- _Problem requirements_
For the listing underneath, give the count of lines containing the string "Press" and nothing further.

- _Records shown_

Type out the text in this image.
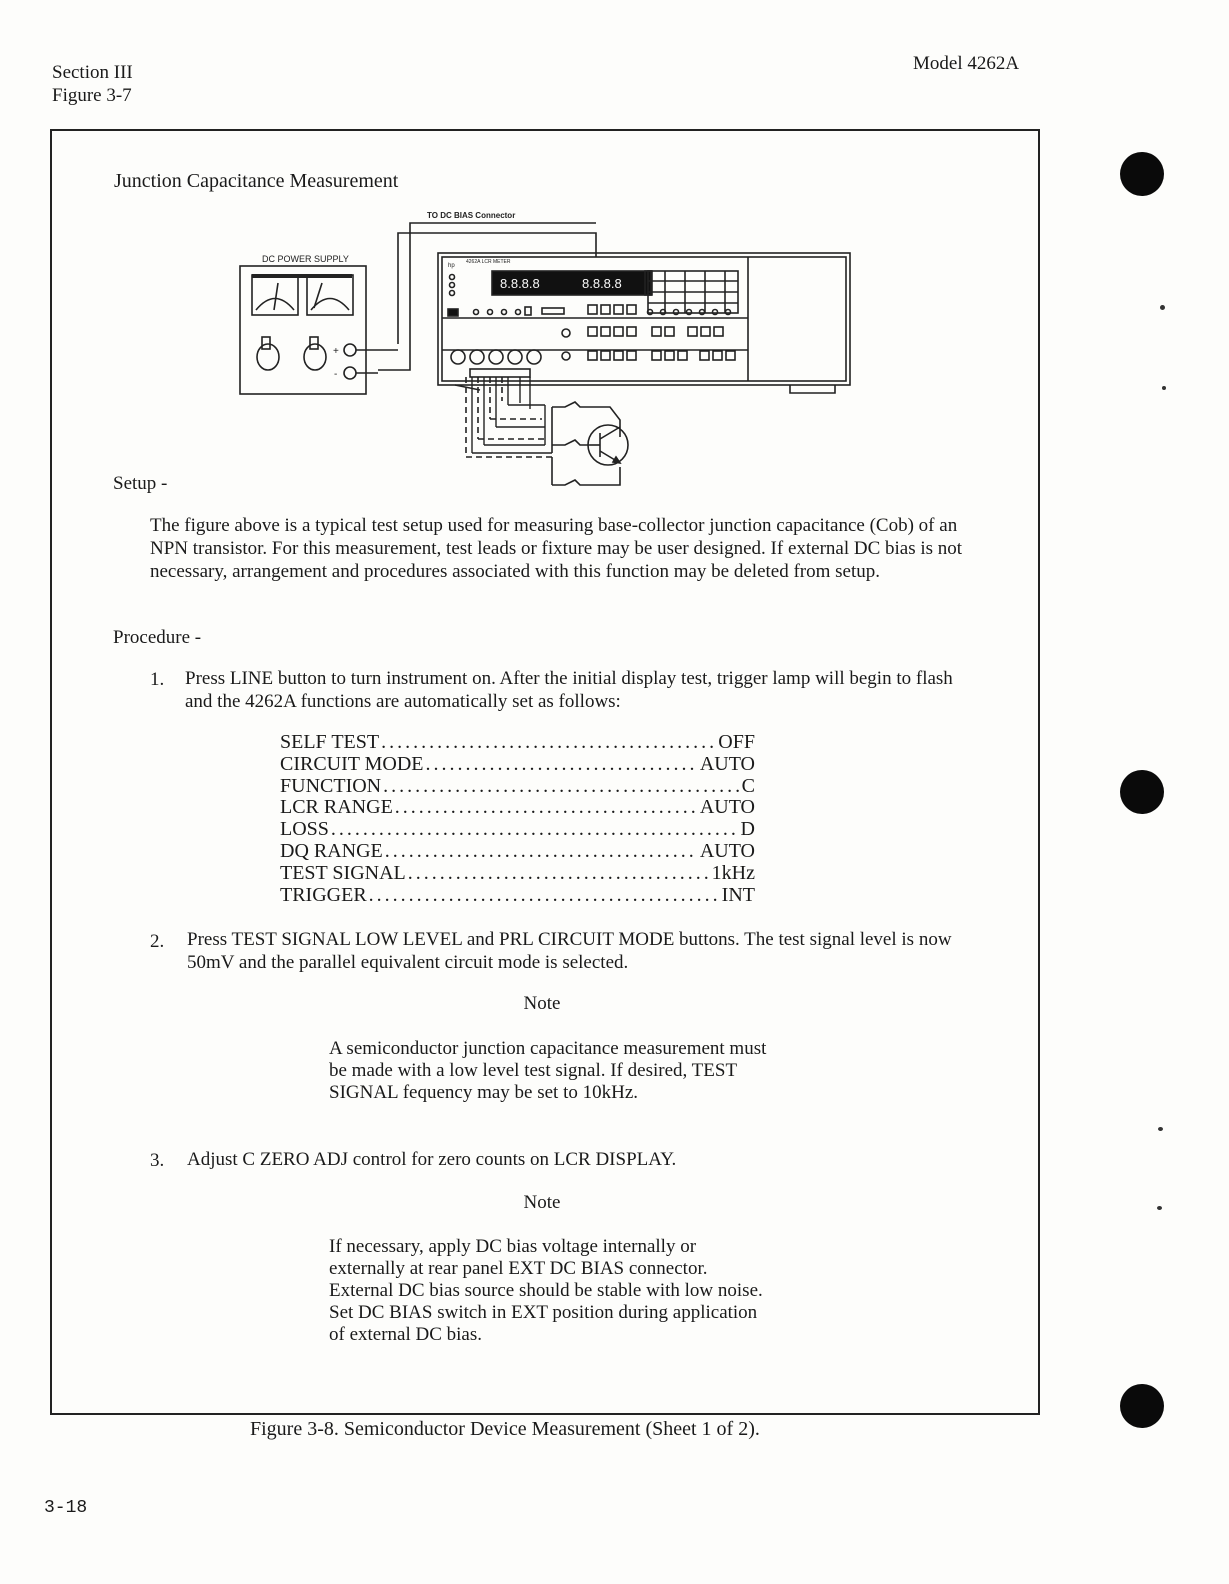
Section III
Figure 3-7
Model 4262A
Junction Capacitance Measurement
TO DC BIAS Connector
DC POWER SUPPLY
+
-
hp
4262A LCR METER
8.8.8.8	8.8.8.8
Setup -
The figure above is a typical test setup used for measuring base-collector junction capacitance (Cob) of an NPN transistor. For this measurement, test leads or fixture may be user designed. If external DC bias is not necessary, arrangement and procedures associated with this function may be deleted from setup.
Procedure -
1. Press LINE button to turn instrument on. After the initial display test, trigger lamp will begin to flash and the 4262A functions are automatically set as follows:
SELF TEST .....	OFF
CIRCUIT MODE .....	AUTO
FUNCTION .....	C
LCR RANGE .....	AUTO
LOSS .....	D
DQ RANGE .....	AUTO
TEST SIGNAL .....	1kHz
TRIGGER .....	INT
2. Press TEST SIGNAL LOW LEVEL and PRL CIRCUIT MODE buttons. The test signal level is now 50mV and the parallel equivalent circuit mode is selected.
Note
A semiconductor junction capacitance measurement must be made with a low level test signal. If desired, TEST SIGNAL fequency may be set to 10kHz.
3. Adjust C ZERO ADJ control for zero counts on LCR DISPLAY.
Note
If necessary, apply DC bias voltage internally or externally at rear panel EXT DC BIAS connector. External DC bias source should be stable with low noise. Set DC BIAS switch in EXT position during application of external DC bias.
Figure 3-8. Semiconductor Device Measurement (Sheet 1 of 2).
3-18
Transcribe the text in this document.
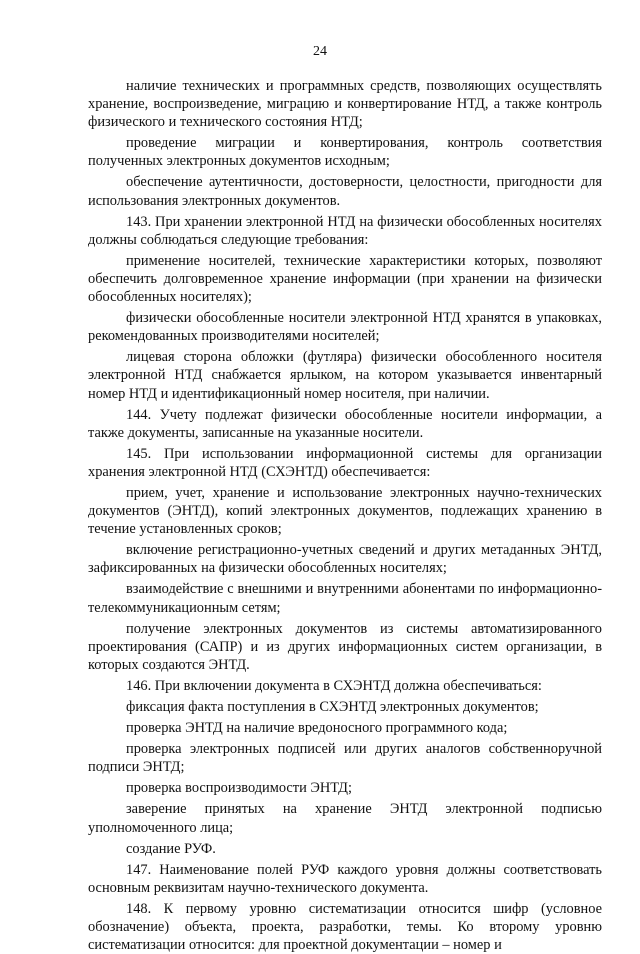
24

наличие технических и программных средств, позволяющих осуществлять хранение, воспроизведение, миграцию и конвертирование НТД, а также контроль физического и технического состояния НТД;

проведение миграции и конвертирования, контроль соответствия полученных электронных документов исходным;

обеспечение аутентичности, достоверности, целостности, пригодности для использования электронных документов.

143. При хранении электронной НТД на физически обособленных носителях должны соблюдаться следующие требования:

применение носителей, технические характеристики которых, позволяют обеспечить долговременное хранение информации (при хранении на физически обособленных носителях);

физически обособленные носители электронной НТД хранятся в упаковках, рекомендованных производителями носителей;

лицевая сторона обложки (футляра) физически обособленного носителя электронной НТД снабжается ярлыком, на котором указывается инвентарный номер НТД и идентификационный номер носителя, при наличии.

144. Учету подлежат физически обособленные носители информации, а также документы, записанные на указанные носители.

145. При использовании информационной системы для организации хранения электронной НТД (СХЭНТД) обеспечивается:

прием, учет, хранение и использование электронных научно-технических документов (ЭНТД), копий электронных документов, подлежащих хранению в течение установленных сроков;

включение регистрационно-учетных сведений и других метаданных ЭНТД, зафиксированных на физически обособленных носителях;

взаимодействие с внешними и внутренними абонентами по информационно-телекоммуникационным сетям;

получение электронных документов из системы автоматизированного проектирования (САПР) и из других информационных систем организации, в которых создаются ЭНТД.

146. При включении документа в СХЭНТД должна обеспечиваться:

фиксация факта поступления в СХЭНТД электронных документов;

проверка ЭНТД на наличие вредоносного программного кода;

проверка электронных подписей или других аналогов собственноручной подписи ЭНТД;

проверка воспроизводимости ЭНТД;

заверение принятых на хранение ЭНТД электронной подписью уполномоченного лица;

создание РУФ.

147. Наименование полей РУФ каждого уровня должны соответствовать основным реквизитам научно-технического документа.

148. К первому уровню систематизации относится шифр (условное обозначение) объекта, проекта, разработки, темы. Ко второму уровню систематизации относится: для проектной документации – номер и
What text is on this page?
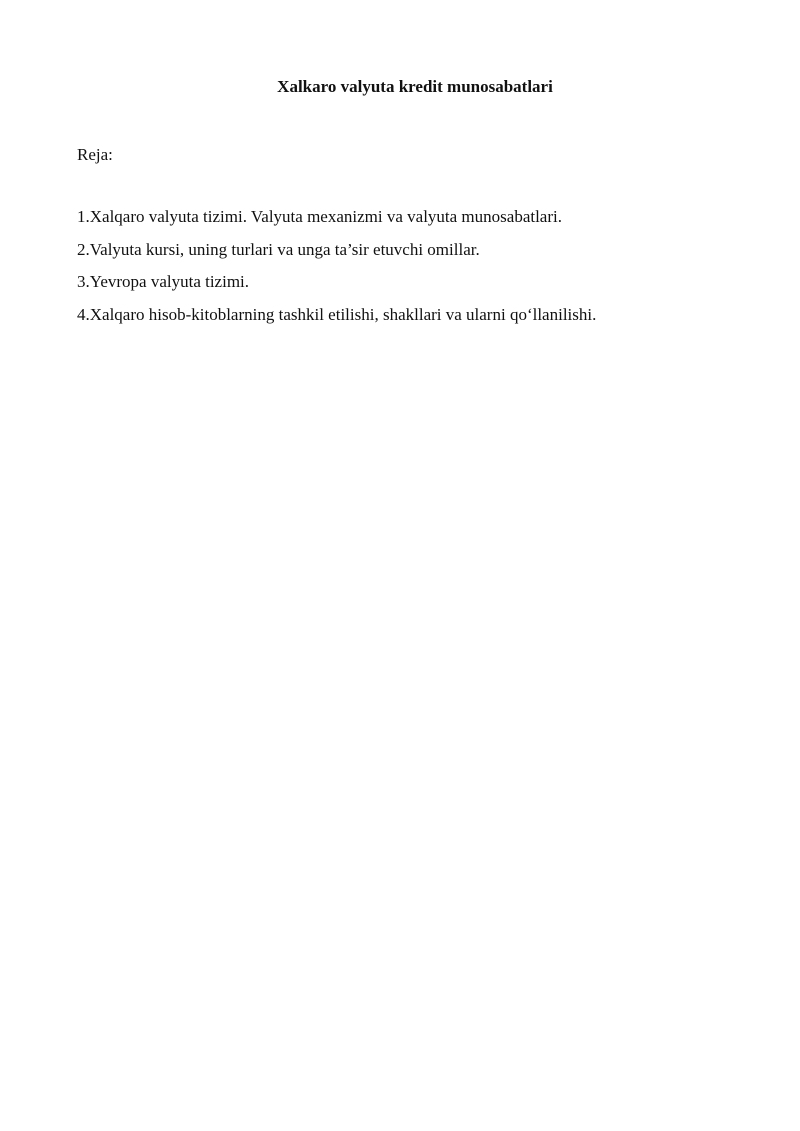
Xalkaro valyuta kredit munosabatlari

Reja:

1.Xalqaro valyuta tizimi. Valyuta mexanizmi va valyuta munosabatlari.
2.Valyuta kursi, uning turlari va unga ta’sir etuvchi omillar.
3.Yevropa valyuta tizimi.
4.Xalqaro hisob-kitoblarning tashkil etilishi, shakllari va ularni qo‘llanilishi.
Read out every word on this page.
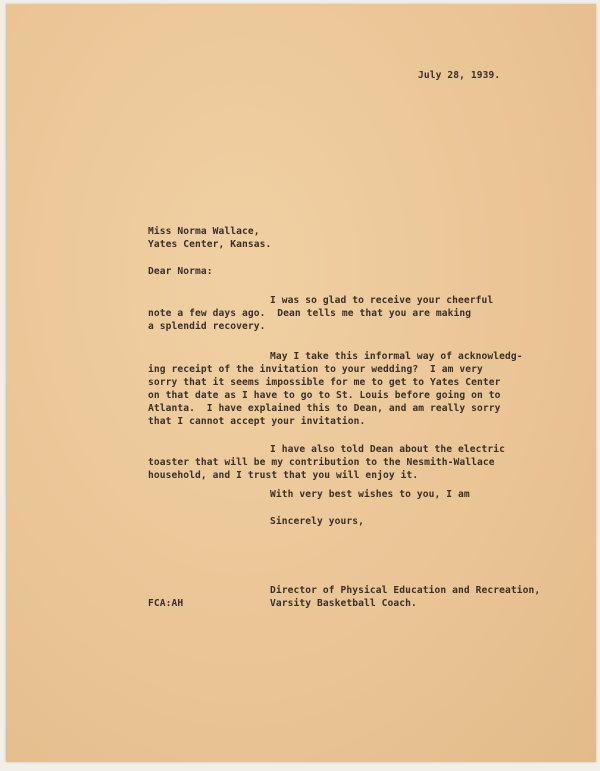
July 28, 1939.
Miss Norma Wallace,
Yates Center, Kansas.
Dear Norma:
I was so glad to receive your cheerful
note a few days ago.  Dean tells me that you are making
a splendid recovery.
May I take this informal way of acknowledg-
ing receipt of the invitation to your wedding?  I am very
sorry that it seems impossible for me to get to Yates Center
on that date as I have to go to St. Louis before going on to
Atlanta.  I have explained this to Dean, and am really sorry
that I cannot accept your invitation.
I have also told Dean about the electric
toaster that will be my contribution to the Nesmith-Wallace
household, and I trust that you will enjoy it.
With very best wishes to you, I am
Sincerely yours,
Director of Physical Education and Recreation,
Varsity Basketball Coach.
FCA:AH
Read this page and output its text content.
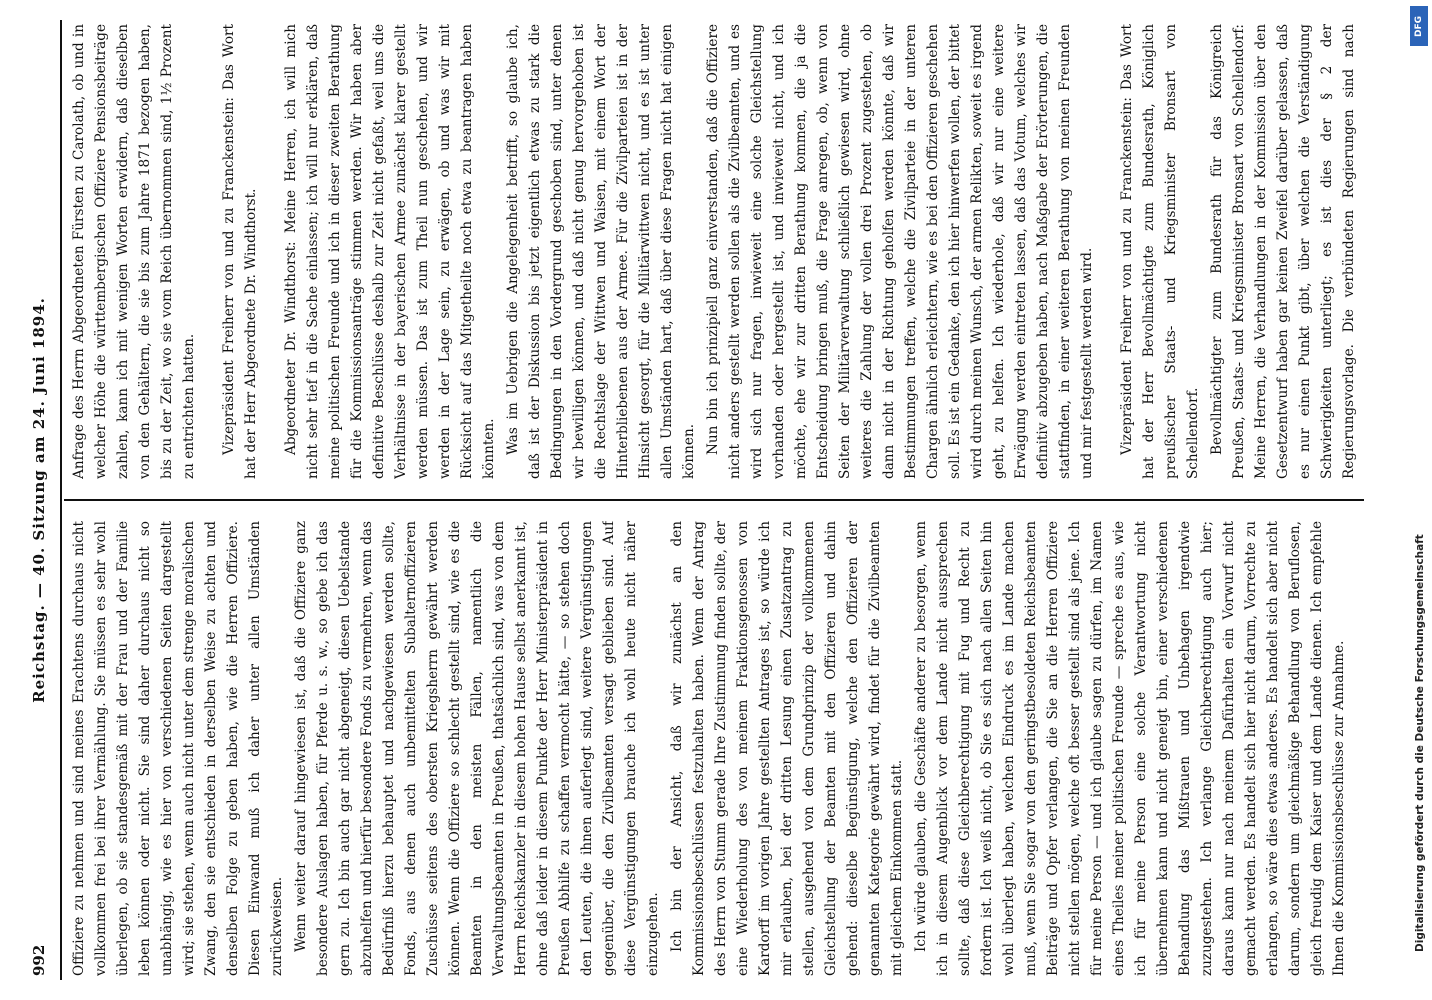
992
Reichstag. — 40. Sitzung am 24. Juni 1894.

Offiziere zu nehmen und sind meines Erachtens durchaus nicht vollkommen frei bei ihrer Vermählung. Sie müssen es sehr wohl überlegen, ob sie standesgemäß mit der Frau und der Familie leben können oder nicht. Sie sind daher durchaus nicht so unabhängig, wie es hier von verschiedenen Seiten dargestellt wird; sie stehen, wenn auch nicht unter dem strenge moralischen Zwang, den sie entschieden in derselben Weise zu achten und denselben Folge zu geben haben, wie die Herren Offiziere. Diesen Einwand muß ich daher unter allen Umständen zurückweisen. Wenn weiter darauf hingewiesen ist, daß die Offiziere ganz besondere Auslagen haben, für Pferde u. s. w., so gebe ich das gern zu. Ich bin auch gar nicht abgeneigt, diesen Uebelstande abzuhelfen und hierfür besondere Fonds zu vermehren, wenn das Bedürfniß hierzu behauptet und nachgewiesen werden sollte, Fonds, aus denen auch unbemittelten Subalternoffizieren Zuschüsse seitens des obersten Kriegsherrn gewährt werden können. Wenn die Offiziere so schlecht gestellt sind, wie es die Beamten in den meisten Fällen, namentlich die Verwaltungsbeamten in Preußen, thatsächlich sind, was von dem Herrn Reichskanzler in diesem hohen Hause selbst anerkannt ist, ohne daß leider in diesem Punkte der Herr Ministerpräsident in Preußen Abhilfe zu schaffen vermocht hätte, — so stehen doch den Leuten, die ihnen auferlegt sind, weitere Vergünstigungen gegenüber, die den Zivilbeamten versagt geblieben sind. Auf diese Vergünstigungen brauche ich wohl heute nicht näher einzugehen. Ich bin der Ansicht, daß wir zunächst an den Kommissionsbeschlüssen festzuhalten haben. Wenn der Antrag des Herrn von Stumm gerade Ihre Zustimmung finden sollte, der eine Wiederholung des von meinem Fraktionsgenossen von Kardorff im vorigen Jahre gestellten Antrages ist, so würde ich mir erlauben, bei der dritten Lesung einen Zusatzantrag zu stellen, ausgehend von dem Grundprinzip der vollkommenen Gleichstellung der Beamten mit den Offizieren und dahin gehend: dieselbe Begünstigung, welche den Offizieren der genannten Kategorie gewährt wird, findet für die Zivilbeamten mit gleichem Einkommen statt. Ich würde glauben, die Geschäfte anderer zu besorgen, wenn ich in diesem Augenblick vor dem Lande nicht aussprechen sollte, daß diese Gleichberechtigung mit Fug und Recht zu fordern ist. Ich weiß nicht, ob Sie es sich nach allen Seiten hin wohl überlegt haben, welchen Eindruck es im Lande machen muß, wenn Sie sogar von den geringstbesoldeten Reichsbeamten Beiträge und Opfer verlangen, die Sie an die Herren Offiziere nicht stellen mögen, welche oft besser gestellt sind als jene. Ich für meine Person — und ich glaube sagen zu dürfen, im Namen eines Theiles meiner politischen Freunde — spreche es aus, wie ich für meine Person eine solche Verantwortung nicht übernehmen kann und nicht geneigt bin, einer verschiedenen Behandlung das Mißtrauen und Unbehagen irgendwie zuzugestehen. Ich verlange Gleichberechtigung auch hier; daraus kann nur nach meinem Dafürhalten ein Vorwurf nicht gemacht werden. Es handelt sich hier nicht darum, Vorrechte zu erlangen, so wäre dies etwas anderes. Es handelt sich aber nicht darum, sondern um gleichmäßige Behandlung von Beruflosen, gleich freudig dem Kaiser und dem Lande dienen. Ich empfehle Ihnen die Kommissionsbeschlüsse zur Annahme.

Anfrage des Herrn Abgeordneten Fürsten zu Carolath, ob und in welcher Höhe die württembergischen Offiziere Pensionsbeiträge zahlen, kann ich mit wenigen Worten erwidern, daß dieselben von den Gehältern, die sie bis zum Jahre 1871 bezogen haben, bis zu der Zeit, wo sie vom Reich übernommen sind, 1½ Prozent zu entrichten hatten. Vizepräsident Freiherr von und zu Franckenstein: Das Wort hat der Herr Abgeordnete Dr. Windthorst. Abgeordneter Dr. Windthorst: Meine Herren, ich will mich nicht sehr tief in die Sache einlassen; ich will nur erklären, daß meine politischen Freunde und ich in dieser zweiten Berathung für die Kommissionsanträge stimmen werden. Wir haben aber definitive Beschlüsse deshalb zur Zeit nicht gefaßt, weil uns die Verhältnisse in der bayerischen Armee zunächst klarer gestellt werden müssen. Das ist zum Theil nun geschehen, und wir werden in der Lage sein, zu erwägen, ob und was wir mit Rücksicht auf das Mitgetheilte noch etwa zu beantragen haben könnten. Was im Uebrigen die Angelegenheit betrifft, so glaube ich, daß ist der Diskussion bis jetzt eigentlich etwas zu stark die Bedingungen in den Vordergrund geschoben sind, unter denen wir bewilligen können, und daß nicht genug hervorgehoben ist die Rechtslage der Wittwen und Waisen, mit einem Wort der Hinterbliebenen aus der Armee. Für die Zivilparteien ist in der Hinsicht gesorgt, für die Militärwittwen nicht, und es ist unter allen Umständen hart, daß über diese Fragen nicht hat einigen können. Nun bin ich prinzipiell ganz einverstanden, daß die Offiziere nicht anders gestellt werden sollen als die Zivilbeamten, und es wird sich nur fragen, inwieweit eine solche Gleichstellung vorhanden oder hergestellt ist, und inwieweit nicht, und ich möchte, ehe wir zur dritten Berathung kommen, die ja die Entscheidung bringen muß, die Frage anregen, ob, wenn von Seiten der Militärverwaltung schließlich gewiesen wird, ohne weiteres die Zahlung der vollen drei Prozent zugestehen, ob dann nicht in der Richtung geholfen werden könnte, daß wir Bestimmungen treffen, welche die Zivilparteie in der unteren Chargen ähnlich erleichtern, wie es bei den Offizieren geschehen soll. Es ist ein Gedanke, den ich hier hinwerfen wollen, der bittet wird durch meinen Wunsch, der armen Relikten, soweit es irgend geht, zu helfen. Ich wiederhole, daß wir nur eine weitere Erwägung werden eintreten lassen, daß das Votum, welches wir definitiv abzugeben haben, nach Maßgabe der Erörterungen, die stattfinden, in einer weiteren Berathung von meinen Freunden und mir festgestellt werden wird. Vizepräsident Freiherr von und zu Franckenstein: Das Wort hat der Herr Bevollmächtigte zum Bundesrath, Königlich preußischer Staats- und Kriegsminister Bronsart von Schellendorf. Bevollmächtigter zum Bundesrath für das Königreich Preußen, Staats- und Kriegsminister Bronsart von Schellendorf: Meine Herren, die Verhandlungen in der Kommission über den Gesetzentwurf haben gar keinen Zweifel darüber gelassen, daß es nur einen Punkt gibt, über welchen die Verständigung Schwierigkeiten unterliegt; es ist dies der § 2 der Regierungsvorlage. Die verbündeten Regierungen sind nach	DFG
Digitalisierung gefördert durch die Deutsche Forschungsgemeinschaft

- _In response_
2